# [Description of the task]
Work through the data line by line, gathering every line that has the word "true".

# [The data]

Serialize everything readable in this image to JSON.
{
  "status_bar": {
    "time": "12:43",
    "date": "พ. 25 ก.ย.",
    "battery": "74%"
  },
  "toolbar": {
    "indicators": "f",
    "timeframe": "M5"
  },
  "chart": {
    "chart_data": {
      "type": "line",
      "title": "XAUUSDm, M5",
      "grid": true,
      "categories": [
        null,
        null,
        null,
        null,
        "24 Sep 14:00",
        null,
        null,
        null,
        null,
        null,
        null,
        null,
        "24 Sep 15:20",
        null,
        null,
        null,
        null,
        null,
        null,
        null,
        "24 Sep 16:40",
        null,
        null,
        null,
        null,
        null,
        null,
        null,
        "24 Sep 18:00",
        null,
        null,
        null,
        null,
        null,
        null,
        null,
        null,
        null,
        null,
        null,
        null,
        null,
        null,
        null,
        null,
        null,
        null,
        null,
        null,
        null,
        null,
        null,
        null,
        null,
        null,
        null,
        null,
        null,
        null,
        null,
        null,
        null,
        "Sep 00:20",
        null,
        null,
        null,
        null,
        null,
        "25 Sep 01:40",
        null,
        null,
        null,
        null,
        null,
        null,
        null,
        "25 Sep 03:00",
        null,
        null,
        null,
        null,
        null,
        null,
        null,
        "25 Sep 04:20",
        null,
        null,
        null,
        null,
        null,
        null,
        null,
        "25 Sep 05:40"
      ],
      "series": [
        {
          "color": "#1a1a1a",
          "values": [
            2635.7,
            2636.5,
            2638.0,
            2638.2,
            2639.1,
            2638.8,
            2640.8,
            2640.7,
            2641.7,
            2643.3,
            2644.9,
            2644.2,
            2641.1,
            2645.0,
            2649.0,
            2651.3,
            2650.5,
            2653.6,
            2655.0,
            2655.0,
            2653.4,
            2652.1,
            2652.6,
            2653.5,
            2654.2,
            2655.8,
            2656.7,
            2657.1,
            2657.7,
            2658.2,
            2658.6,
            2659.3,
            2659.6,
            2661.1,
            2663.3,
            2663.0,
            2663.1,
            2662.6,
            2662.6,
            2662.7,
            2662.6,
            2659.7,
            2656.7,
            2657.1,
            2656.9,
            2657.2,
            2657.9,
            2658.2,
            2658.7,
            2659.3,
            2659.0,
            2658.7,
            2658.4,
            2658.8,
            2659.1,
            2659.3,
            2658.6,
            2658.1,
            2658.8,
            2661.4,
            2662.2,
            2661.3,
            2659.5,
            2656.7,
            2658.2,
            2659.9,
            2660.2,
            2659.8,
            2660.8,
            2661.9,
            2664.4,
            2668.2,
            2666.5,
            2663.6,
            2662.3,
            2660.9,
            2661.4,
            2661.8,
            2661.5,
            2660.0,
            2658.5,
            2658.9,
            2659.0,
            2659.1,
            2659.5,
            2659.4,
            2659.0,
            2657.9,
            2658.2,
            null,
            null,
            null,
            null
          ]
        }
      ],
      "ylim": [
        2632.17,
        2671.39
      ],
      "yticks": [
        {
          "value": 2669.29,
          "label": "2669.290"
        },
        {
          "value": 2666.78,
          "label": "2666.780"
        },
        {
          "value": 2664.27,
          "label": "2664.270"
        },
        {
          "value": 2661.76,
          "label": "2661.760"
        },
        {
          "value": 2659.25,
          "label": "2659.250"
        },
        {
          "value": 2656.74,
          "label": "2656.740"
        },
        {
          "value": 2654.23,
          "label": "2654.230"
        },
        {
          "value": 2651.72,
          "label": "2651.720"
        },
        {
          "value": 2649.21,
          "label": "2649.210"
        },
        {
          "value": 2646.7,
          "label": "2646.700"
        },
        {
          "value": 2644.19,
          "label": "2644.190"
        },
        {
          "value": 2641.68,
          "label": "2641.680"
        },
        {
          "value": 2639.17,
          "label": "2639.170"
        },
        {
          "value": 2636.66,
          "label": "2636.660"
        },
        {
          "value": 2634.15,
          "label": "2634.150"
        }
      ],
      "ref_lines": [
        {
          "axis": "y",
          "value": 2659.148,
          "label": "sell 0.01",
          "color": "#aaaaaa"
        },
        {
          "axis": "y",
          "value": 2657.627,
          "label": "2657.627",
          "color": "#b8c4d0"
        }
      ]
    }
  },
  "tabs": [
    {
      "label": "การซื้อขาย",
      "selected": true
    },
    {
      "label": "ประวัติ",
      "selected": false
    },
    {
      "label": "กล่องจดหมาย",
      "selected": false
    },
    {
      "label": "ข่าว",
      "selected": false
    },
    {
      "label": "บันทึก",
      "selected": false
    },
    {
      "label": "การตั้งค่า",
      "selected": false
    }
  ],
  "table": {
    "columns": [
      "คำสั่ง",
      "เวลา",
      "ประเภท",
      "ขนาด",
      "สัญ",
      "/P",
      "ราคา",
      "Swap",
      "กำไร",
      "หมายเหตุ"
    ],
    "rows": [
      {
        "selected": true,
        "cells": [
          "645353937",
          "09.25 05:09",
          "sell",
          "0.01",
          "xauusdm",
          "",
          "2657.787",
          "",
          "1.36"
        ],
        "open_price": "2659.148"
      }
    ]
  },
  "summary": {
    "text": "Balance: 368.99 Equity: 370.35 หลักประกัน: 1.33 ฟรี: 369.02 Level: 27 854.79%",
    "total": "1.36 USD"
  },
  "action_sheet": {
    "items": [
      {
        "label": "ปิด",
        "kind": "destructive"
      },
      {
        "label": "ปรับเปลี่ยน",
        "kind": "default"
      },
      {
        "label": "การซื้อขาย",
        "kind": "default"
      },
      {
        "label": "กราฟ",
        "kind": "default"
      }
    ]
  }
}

# [Output of the task]
      "grid": true,
      "selected": true
        "selected": true,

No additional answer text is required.